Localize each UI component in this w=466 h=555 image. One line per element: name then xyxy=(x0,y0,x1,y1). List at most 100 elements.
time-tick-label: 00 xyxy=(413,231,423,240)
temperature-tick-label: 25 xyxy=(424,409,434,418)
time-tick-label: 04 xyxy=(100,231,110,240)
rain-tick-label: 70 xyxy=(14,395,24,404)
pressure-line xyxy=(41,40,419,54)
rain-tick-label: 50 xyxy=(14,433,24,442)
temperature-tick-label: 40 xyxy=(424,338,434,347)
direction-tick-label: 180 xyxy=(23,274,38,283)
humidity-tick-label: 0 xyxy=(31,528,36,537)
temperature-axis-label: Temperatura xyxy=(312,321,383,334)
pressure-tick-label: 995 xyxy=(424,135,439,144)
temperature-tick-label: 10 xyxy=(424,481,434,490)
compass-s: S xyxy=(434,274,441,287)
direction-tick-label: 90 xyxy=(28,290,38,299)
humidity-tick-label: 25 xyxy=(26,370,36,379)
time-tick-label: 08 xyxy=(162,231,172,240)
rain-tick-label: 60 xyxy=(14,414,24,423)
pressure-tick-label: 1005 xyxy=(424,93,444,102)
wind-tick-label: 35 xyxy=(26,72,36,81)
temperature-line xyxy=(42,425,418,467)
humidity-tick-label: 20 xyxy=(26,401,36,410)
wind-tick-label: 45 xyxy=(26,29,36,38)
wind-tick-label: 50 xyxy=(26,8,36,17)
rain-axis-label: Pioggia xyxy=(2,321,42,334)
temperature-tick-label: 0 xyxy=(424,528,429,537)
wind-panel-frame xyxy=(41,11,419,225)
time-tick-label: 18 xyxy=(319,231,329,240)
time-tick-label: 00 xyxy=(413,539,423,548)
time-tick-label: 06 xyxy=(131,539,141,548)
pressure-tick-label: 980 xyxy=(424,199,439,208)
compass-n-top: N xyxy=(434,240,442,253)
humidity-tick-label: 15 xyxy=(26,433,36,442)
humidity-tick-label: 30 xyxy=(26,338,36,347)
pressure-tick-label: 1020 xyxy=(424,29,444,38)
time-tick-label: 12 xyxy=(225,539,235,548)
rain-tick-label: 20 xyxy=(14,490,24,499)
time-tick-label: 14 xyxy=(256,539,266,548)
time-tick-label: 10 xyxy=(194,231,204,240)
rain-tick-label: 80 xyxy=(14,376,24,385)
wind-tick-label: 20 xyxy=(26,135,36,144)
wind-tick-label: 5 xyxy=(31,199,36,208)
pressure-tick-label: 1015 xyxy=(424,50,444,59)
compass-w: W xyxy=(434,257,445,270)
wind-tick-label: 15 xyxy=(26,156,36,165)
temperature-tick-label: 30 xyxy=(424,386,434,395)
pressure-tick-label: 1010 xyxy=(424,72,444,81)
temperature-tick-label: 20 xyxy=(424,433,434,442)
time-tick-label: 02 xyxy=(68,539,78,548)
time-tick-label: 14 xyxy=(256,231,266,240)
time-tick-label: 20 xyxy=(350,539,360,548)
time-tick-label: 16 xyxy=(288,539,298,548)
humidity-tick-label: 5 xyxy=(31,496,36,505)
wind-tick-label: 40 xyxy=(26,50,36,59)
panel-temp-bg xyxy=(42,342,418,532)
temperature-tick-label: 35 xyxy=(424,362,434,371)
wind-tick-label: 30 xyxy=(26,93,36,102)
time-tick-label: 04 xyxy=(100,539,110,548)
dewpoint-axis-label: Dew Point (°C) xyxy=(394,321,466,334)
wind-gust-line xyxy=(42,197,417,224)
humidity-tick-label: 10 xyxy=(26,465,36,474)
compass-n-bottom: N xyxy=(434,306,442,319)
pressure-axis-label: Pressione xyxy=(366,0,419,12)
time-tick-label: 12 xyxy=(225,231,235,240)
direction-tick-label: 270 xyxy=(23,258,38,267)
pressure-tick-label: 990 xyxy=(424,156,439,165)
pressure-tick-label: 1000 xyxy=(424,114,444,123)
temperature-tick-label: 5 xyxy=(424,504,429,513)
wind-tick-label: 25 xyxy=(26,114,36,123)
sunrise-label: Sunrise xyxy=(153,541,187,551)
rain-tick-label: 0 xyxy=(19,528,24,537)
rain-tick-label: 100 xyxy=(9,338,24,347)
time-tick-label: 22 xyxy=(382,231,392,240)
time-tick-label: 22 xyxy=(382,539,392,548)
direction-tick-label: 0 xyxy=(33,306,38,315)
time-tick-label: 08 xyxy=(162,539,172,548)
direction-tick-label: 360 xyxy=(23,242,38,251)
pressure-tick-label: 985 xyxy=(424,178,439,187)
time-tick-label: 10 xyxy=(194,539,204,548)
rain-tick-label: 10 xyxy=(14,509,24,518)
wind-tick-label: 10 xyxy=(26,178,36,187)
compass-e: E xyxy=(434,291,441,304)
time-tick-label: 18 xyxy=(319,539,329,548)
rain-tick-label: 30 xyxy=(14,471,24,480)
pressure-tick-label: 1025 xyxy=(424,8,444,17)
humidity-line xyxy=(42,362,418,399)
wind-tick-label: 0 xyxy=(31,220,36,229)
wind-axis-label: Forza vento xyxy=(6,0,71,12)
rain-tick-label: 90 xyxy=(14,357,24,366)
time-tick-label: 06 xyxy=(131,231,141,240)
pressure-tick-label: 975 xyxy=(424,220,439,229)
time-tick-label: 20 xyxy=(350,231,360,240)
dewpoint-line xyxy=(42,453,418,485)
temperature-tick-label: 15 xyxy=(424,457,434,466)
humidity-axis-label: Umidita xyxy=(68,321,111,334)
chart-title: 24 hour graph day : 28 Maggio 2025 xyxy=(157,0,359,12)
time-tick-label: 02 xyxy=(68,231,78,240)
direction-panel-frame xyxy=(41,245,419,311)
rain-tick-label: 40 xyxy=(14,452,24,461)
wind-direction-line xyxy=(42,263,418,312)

*-*-*

Copy every line of the data above, word for word.

Localize each UI component in this w=466 h=555 image. One line per element: name then xyxy=(x0,y0,x1,y1). List at most 100 elements.
time-tick-label: 00 xyxy=(413,231,423,240)
temperature-tick-label: 25 xyxy=(424,409,434,418)
time-tick-label: 04 xyxy=(100,231,110,240)
rain-tick-label: 70 xyxy=(14,395,24,404)
pressure-line xyxy=(41,40,419,54)
rain-tick-label: 50 xyxy=(14,433,24,442)
temperature-tick-label: 40 xyxy=(424,338,434,347)
direction-tick-label: 180 xyxy=(23,274,38,283)
humidity-tick-label: 0 xyxy=(31,528,36,537)
temperature-axis-label: Temperatura xyxy=(312,321,383,334)
pressure-tick-label: 995 xyxy=(424,135,439,144)
temperature-tick-label: 10 xyxy=(424,481,434,490)
compass-s: S xyxy=(434,274,441,287)
direction-tick-label: 90 xyxy=(28,290,38,299)
humidity-tick-label: 25 xyxy=(26,370,36,379)
time-tick-label: 08 xyxy=(162,231,172,240)
rain-tick-label: 60 xyxy=(14,414,24,423)
pressure-tick-label: 1005 xyxy=(424,93,444,102)
wind-tick-label: 35 xyxy=(26,72,36,81)
temperature-line xyxy=(42,425,418,467)
humidity-tick-label: 20 xyxy=(26,401,36,410)
wind-tick-label: 45 xyxy=(26,29,36,38)
wind-tick-label: 50 xyxy=(26,8,36,17)
rain-axis-label: Pioggia xyxy=(2,321,42,334)
temperature-tick-label: 0 xyxy=(424,528,429,537)
wind-panel-frame xyxy=(41,11,419,225)
time-tick-label: 18 xyxy=(319,231,329,240)
time-tick-label: 00 xyxy=(413,539,423,548)
time-tick-label: 06 xyxy=(131,539,141,548)
pressure-tick-label: 980 xyxy=(424,199,439,208)
compass-n-top: N xyxy=(434,240,442,253)
humidity-tick-label: 15 xyxy=(26,433,36,442)
humidity-tick-label: 30 xyxy=(26,338,36,347)
pressure-tick-label: 1020 xyxy=(424,29,444,38)
time-tick-label: 12 xyxy=(225,539,235,548)
rain-tick-label: 20 xyxy=(14,490,24,499)
time-tick-label: 14 xyxy=(256,539,266,548)
time-tick-label: 10 xyxy=(194,231,204,240)
rain-tick-label: 80 xyxy=(14,376,24,385)
wind-tick-label: 20 xyxy=(26,135,36,144)
wind-tick-label: 5 xyxy=(31,199,36,208)
pressure-tick-label: 1015 xyxy=(424,50,444,59)
compass-w: W xyxy=(434,257,445,270)
wind-tick-label: 15 xyxy=(26,156,36,165)
temperature-tick-label: 30 xyxy=(424,386,434,395)
pressure-tick-label: 1010 xyxy=(424,72,444,81)
temperature-tick-label: 20 xyxy=(424,433,434,442)
time-tick-label: 02 xyxy=(68,539,78,548)
time-tick-label: 14 xyxy=(256,231,266,240)
time-tick-label: 20 xyxy=(350,539,360,548)
time-tick-label: 16 xyxy=(288,539,298,548)
humidity-tick-label: 5 xyxy=(31,496,36,505)
wind-tick-label: 40 xyxy=(26,50,36,59)
panel-temp-bg xyxy=(42,342,418,532)
temperature-tick-label: 35 xyxy=(424,362,434,371)
wind-tick-label: 30 xyxy=(26,93,36,102)
time-tick-label: 04 xyxy=(100,539,110,548)
dewpoint-axis-label: Dew Point (°C) xyxy=(394,321,466,334)
wind-gust-line xyxy=(42,197,417,224)
humidity-tick-label: 10 xyxy=(26,465,36,474)
compass-n-bottom: N xyxy=(434,306,442,319)
pressure-axis-label: Pressione xyxy=(366,0,419,12)
time-tick-label: 12 xyxy=(225,231,235,240)
direction-tick-label: 270 xyxy=(23,258,38,267)
pressure-tick-label: 990 xyxy=(424,156,439,165)
pressure-tick-label: 1000 xyxy=(424,114,444,123)
temperature-tick-label: 5 xyxy=(424,504,429,513)
wind-tick-label: 25 xyxy=(26,114,36,123)
sunrise-label: Sunrise xyxy=(153,541,187,551)
rain-tick-label: 0 xyxy=(19,528,24,537)
rain-tick-label: 100 xyxy=(9,338,24,347)
time-tick-label: 22 xyxy=(382,231,392,240)
time-tick-label: 22 xyxy=(382,539,392,548)
direction-tick-label: 0 xyxy=(33,306,38,315)
time-tick-label: 08 xyxy=(162,539,172,548)
direction-tick-label: 360 xyxy=(23,242,38,251)
pressure-tick-label: 985 xyxy=(424,178,439,187)
time-tick-label: 10 xyxy=(194,539,204,548)
rain-tick-label: 10 xyxy=(14,509,24,518)
wind-tick-label: 10 xyxy=(26,178,36,187)
compass-e: E xyxy=(434,291,441,304)
time-tick-label: 18 xyxy=(319,539,329,548)
rain-tick-label: 30 xyxy=(14,471,24,480)
pressure-tick-label: 1025 xyxy=(424,8,444,17)
humidity-line xyxy=(42,362,418,399)
wind-tick-label: 0 xyxy=(31,220,36,229)
wind-axis-label: Forza vento xyxy=(6,0,71,12)
rain-tick-label: 90 xyxy=(14,357,24,366)
time-tick-label: 06 xyxy=(131,231,141,240)
pressure-tick-label: 975 xyxy=(424,220,439,229)
time-tick-label: 20 xyxy=(350,231,360,240)
dewpoint-line xyxy=(42,453,418,485)
temperature-tick-label: 15 xyxy=(424,457,434,466)
humidity-axis-label: Umidita xyxy=(68,321,111,334)
chart-title: 24 hour graph day : 28 Maggio 2025 xyxy=(157,0,359,12)
time-tick-label: 02 xyxy=(68,231,78,240)
direction-panel-frame xyxy=(41,245,419,311)
rain-tick-label: 40 xyxy=(14,452,24,461)
wind-direction-line xyxy=(42,263,418,312)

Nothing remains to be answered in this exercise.